[Required work]
Look over the entries that follow and work out how many lines contain "object". State the number only.

[Exercise materials]
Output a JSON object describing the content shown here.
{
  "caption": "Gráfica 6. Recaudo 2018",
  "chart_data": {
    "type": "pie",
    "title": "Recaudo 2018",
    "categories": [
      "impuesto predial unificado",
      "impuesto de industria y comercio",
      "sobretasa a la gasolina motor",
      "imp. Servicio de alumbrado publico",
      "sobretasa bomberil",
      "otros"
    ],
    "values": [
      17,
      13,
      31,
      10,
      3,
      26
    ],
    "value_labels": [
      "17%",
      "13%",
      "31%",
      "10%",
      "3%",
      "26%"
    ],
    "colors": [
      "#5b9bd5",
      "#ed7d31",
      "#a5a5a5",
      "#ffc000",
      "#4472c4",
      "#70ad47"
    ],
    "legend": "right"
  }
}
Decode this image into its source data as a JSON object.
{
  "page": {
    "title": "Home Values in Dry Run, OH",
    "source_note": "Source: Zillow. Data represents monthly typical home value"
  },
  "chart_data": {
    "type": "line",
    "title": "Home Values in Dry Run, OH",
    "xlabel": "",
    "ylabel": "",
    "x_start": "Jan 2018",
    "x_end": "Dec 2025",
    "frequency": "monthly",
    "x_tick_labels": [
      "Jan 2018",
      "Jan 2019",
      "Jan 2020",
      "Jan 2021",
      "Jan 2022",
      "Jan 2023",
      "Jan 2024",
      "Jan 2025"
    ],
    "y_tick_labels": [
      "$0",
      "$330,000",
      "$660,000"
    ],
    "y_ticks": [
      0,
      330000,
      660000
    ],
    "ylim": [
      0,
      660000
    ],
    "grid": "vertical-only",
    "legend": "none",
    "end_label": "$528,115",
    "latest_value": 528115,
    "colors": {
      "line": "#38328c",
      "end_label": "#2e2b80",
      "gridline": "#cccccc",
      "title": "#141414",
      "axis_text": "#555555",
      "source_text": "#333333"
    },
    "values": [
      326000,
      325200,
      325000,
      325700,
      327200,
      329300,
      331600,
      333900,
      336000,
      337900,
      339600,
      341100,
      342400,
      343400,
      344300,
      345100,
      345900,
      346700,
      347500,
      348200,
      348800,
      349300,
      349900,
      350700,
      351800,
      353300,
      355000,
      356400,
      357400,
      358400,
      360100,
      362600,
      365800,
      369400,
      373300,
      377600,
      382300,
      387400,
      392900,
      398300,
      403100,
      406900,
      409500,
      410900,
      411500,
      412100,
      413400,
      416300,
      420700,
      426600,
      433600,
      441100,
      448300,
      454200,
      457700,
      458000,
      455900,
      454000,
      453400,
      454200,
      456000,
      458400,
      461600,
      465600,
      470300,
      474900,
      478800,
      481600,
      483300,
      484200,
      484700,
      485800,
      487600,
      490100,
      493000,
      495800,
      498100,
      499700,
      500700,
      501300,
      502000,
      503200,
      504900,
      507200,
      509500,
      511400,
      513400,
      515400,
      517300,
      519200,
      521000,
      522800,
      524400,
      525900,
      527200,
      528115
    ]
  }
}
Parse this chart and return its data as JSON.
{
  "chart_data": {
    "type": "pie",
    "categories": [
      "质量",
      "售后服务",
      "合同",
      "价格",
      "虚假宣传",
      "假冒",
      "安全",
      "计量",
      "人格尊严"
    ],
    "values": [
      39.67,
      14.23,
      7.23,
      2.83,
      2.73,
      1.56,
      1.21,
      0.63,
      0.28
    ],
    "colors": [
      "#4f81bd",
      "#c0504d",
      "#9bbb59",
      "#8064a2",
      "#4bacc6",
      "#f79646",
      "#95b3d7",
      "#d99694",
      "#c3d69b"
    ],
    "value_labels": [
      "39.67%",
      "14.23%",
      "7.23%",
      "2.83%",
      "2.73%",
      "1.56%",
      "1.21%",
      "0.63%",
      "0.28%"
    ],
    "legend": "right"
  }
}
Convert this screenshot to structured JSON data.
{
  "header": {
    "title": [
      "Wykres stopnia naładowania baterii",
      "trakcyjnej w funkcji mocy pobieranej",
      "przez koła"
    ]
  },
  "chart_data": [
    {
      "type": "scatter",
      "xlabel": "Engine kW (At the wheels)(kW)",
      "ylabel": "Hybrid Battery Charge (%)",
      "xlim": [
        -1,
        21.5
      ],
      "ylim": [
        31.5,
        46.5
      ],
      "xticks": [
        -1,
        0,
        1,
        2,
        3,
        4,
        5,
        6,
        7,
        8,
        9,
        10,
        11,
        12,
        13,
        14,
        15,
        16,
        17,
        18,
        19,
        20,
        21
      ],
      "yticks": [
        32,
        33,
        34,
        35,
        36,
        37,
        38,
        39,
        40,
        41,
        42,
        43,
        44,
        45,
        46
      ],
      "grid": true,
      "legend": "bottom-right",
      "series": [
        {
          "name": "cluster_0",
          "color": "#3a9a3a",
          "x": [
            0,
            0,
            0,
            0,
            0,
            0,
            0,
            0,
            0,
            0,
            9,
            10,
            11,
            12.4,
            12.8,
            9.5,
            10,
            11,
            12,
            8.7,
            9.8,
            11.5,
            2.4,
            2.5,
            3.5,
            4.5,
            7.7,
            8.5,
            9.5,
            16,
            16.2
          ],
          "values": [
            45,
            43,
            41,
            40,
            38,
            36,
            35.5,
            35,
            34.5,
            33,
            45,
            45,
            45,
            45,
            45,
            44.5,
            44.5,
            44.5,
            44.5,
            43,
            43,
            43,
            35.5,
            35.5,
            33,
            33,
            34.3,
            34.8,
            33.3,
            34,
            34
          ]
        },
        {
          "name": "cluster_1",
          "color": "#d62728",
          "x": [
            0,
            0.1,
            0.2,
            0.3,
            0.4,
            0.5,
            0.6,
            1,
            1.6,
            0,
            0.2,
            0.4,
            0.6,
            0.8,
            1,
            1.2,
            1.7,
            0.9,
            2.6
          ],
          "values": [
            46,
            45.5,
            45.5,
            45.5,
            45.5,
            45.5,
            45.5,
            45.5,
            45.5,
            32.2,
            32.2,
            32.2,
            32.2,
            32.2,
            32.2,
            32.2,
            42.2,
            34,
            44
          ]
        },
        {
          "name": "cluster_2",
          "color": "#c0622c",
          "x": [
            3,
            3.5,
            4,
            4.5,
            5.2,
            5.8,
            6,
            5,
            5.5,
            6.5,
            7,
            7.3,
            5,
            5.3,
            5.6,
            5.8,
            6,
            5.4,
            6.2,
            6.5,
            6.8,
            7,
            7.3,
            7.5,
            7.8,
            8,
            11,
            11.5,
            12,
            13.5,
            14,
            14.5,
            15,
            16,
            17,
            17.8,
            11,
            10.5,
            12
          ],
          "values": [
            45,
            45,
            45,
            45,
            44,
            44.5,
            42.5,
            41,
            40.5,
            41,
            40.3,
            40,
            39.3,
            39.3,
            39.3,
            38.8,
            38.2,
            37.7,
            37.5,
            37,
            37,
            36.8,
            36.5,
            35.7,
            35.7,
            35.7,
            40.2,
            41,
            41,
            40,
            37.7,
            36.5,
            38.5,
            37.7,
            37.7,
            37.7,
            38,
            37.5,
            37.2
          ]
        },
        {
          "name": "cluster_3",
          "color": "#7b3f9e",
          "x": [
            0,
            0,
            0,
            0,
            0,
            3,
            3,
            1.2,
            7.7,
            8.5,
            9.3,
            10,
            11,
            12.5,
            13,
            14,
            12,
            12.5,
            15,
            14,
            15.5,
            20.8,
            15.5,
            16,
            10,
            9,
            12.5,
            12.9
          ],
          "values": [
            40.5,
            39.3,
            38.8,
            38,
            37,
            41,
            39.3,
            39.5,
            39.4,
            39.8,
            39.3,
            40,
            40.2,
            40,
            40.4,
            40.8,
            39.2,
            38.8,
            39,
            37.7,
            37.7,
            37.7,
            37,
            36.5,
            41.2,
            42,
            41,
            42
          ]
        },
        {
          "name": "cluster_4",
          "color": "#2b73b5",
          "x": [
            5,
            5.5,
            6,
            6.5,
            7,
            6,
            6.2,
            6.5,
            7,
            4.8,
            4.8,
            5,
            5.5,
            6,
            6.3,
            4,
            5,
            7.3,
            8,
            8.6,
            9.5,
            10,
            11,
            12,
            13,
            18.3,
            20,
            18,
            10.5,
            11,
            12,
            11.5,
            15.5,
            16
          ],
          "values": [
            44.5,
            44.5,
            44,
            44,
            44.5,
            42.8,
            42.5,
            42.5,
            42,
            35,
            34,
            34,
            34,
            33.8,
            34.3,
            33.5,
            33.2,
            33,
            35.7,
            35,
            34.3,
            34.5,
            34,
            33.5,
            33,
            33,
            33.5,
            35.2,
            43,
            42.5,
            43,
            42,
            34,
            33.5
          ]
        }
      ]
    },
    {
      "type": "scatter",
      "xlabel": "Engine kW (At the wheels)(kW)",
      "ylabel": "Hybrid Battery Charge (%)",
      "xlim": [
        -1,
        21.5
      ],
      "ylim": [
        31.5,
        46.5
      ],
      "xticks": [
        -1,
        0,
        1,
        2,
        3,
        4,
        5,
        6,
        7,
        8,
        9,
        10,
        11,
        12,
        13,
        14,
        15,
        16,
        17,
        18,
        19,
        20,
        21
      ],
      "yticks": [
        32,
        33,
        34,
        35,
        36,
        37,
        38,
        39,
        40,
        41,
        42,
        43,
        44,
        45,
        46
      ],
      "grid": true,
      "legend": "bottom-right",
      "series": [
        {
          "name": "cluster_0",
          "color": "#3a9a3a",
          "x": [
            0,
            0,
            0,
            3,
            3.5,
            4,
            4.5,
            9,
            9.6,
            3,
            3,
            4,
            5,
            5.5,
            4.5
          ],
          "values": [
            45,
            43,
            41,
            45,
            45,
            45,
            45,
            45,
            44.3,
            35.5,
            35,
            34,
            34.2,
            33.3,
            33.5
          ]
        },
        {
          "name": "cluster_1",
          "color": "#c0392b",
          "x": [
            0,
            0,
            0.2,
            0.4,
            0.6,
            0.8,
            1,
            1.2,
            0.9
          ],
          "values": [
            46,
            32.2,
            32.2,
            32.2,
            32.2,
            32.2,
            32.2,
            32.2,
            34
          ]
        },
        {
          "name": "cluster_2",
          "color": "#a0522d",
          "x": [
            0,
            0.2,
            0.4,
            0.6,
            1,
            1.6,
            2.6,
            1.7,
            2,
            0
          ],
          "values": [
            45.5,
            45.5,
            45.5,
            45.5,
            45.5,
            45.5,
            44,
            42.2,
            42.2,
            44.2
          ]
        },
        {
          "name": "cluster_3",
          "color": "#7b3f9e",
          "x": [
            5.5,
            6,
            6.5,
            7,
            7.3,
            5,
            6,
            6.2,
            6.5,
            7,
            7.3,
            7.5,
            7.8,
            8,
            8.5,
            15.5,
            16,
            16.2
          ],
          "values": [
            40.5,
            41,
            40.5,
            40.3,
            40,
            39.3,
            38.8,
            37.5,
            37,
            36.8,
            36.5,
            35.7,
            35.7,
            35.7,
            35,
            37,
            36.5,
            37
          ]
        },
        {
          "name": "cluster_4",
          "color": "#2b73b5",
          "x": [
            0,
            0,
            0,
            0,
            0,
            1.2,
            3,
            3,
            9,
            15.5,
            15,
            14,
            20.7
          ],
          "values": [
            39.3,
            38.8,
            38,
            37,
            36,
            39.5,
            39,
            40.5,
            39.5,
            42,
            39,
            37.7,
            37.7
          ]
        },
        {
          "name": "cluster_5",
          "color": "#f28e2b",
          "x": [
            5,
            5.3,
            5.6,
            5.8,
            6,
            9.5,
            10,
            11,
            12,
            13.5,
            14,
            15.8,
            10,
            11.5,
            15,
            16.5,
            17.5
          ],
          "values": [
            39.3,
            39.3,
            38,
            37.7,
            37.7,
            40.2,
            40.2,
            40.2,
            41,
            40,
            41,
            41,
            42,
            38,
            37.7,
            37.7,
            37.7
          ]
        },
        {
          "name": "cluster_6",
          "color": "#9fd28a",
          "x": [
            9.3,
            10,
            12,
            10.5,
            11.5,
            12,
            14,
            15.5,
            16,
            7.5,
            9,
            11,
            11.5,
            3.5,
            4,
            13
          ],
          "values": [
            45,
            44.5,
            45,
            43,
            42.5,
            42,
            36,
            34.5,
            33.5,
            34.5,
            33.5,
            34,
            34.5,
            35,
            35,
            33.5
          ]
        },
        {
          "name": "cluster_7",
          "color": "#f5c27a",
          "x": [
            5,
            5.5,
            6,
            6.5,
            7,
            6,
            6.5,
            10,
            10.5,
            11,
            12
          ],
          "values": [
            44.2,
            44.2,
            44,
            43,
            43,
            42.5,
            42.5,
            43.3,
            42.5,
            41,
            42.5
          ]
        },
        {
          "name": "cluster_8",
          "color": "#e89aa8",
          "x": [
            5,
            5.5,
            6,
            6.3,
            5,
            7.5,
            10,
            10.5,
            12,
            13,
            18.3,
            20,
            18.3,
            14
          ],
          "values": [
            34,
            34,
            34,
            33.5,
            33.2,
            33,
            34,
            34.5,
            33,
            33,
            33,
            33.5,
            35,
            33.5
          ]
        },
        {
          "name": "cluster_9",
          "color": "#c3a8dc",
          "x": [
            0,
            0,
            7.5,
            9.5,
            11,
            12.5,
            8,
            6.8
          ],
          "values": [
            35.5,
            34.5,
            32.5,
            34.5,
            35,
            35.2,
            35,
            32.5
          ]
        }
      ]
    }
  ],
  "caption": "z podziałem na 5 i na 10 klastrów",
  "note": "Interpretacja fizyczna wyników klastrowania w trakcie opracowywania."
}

[Result below]
2